(Stored records)
═══
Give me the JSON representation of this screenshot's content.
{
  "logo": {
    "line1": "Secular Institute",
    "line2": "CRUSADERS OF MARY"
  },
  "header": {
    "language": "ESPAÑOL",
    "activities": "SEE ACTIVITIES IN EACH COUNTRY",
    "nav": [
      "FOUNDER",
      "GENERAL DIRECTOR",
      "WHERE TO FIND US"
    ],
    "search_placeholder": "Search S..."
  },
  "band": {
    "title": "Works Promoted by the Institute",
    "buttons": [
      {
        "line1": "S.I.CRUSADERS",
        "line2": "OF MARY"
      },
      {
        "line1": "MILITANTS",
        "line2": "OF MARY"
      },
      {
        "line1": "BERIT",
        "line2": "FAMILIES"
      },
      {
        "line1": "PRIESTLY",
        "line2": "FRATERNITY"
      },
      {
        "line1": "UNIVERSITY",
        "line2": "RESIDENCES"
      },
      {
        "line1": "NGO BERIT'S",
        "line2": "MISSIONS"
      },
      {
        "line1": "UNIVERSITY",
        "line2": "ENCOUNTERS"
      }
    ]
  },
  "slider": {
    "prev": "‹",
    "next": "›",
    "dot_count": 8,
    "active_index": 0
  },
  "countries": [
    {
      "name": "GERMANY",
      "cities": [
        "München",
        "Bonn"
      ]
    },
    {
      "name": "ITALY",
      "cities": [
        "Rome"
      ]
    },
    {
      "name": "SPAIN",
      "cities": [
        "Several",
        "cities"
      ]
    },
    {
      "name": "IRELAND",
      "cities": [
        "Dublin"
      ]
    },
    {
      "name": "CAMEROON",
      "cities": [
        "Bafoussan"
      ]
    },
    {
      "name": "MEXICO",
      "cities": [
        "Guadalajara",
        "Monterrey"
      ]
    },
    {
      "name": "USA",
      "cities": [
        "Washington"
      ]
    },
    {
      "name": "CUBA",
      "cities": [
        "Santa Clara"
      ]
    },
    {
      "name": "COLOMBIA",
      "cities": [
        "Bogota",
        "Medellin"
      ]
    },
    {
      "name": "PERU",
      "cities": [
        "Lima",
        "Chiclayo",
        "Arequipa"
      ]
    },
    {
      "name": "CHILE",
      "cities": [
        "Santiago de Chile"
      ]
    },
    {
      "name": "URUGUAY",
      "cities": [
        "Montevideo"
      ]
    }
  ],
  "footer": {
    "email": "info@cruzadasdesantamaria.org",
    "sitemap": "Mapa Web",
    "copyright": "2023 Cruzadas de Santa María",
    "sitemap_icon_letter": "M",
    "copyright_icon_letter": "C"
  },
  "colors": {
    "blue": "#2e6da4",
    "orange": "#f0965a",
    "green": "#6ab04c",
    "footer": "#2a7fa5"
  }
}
═══
Give an exact copy of all the data shown above.

Final answer:
Give me the JSON representation of this screenshot's content.
{
  "logo": {
    "line1": "Secular Institute",
    "line2": "CRUSADERS OF MARY"
  },
  "header": {
    "language": "ESPAÑOL",
    "activities": "SEE ACTIVITIES IN EACH COUNTRY",
    "nav": [
      "FOUNDER",
      "GENERAL DIRECTOR",
      "WHERE TO FIND US"
    ],
    "search_placeholder": "Search S..."
  },
  "band": {
    "title": "Works Promoted by the Institute",
    "buttons": [
      {
        "line1": "S.I.CRUSADERS",
        "line2": "OF MARY"
      },
      {
        "line1": "MILITANTS",
        "line2": "OF MARY"
      },
      {
        "line1": "BERIT",
        "line2": "FAMILIES"
      },
      {
        "line1": "PRIESTLY",
        "line2": "FRATERNITY"
      },
      {
        "line1": "UNIVERSITY",
        "line2": "RESIDENCES"
      },
      {
        "line1": "NGO BERIT'S",
        "line2": "MISSIONS"
      },
      {
        "line1": "UNIVERSITY",
        "line2": "ENCOUNTERS"
      }
    ]
  },
  "slider": {
    "prev": "‹",
    "next": "›",
    "dot_count": 8,
    "active_index": 0
  },
  "countries": [
    {
      "name": "GERMANY",
      "cities": [
        "München",
        "Bonn"
      ]
    },
    {
      "name": "ITALY",
      "cities": [
        "Rome"
      ]
    },
    {
      "name": "SPAIN",
      "cities": [
        "Several",
        "cities"
      ]
    },
    {
      "name": "IRELAND",
      "cities": [
        "Dublin"
      ]
    },
    {
      "name": "CAMEROON",
      "cities": [
        "Bafoussan"
      ]
    },
    {
      "name": "MEXICO",
      "cities": [
        "Guadalajara",
        "Monterrey"
      ]
    },
    {
      "name": "USA",
      "cities": [
        "Washington"
      ]
    },
    {
      "name": "CUBA",
      "cities": [
        "Santa Clara"
      ]
    },
    {
      "name": "COLOMBIA",
      "cities": [
        "Bogota",
        "Medellin"
      ]
    },
    {
      "name": "PERU",
      "cities": [
        "Lima",
        "Chiclayo",
        "Arequipa"
      ]
    },
    {
      "name": "CHILE",
      "cities": [
        "Santiago de Chile"
      ]
    },
    {
      "name": "URUGUAY",
      "cities": [
        "Montevideo"
      ]
    }
  ],
  "footer": {
    "email": "info@cruzadasdesantamaria.org",
    "sitemap": "Mapa Web",
    "copyright": "2023 Cruzadas de Santa María",
    "sitemap_icon_letter": "M",
    "copyright_icon_letter": "C"
  },
  "colors": {
    "blue": "#2e6da4",
    "orange": "#f0965a",
    "green": "#6ab04c",
    "footer": "#2a7fa5"
  }
}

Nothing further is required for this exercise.